Stated problem: Wherever "color" appears in a line, copy that line.

^^^^

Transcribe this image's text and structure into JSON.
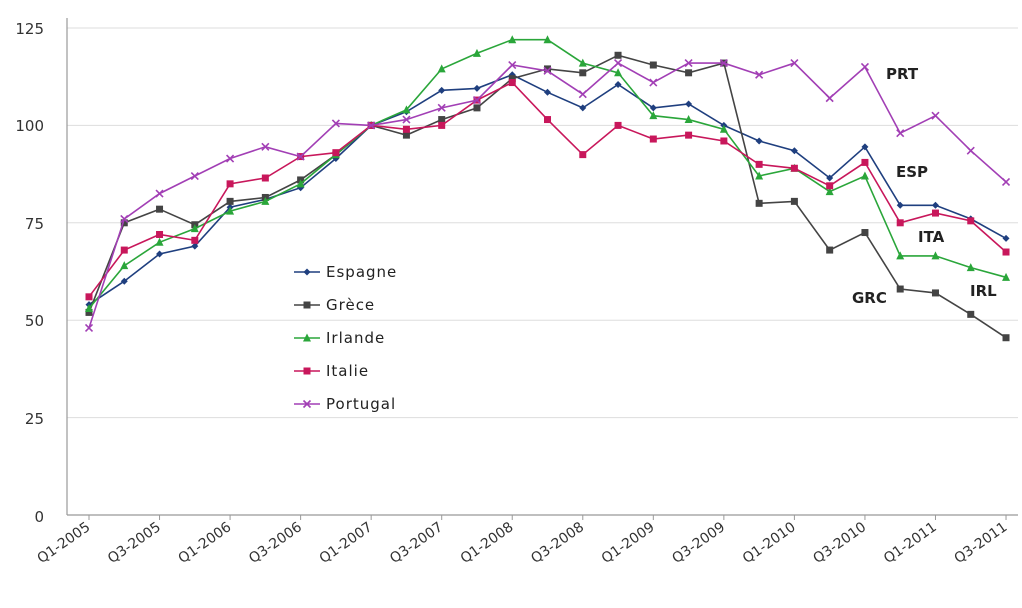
{
  "chart_data": {
    "type": "line",
    "title": "",
    "xlabel": "",
    "ylabel": "",
    "ylim": [
      0,
      125
    ],
    "y_ticks": [
      "0",
      "25",
      "50",
      "75",
      "100",
      "125"
    ],
    "x_tick_labels": [
      "Q1-2005",
      "Q3-2005",
      "Q1-2006",
      "Q3-2006",
      "Q1-2007",
      "Q3-2007",
      "Q1-2008",
      "Q3-2008",
      "Q1-2009",
      "Q3-2009",
      "Q1-2010",
      "Q3-2010",
      "Q1-2011",
      "Q3-2011"
    ],
    "categories": [
      "Q1-2005",
      "Q2-2005",
      "Q3-2005",
      "Q4-2005",
      "Q1-2006",
      "Q2-2006",
      "Q3-2006",
      "Q4-2006",
      "Q1-2007",
      "Q2-2007",
      "Q3-2007",
      "Q4-2007",
      "Q1-2008",
      "Q2-2008",
      "Q3-2008",
      "Q4-2008",
      "Q1-2009",
      "Q2-2009",
      "Q3-2009",
      "Q4-2009",
      "Q1-2010",
      "Q2-2010",
      "Q3-2010",
      "Q4-2010",
      "Q1-2011",
      "Q2-2011",
      "Q3-2011"
    ],
    "grid": "horizontal",
    "legend_position": "center-left",
    "series": [
      {
        "name": "Espagne",
        "short": "ESP",
        "color": "#1f3f7f",
        "marker": "diamond",
        "values": [
          54,
          60,
          67,
          69,
          79,
          81,
          84,
          91.5,
          100,
          103.5,
          109,
          109.5,
          113,
          108.5,
          104.5,
          110.5,
          104.5,
          105.5,
          100,
          96,
          93.5,
          86.5,
          94.5,
          79.5,
          79.5,
          76,
          71
        ]
      },
      {
        "name": "Grèce",
        "short": "GRC",
        "color": "#444444",
        "marker": "square",
        "values": [
          52,
          75,
          78.5,
          74.5,
          80.5,
          81.5,
          86,
          92.5,
          100,
          97.5,
          101.5,
          104.5,
          112,
          114.5,
          113.5,
          118,
          115.5,
          113.5,
          116,
          80,
          80.5,
          68,
          72.5,
          58,
          57,
          51.5,
          45.5
        ]
      },
      {
        "name": "Irlande",
        "short": "IRL",
        "color": "#2aa63a",
        "marker": "triangle",
        "values": [
          53,
          64,
          70,
          73.5,
          78,
          80.5,
          85,
          92.5,
          100,
          104,
          114.5,
          118.5,
          122,
          122,
          116,
          113.5,
          102.5,
          101.5,
          99,
          87,
          89,
          83,
          87,
          66.5,
          66.5,
          63.5,
          61
        ]
      },
      {
        "name": "Italie",
        "short": "ITA",
        "color": "#c8175b",
        "marker": "square",
        "values": [
          56,
          68,
          72,
          70.5,
          85,
          86.5,
          92,
          93,
          100,
          99,
          100,
          106.5,
          111,
          101.5,
          92.5,
          100,
          96.5,
          97.5,
          96,
          90,
          89,
          84.5,
          90.5,
          75,
          77.5,
          75.5,
          67.5
        ]
      },
      {
        "name": "Portugal",
        "short": "PRT",
        "color": "#a23fb5",
        "marker": "x",
        "values": [
          48,
          76,
          82.5,
          87,
          91.5,
          94.5,
          92,
          100.5,
          100,
          101.5,
          104.5,
          106.5,
          115.5,
          114,
          108,
          116,
          111,
          116,
          116,
          113,
          116,
          107,
          115,
          98,
          102.5,
          93.5,
          85.5
        ]
      }
    ]
  }
}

^^^^

Exercise solution:
        "color": "#1f3f7f",
        "color": "#444444",
        "color": "#2aa63a",
        "color": "#c8175b",
        "color": "#a23fb5",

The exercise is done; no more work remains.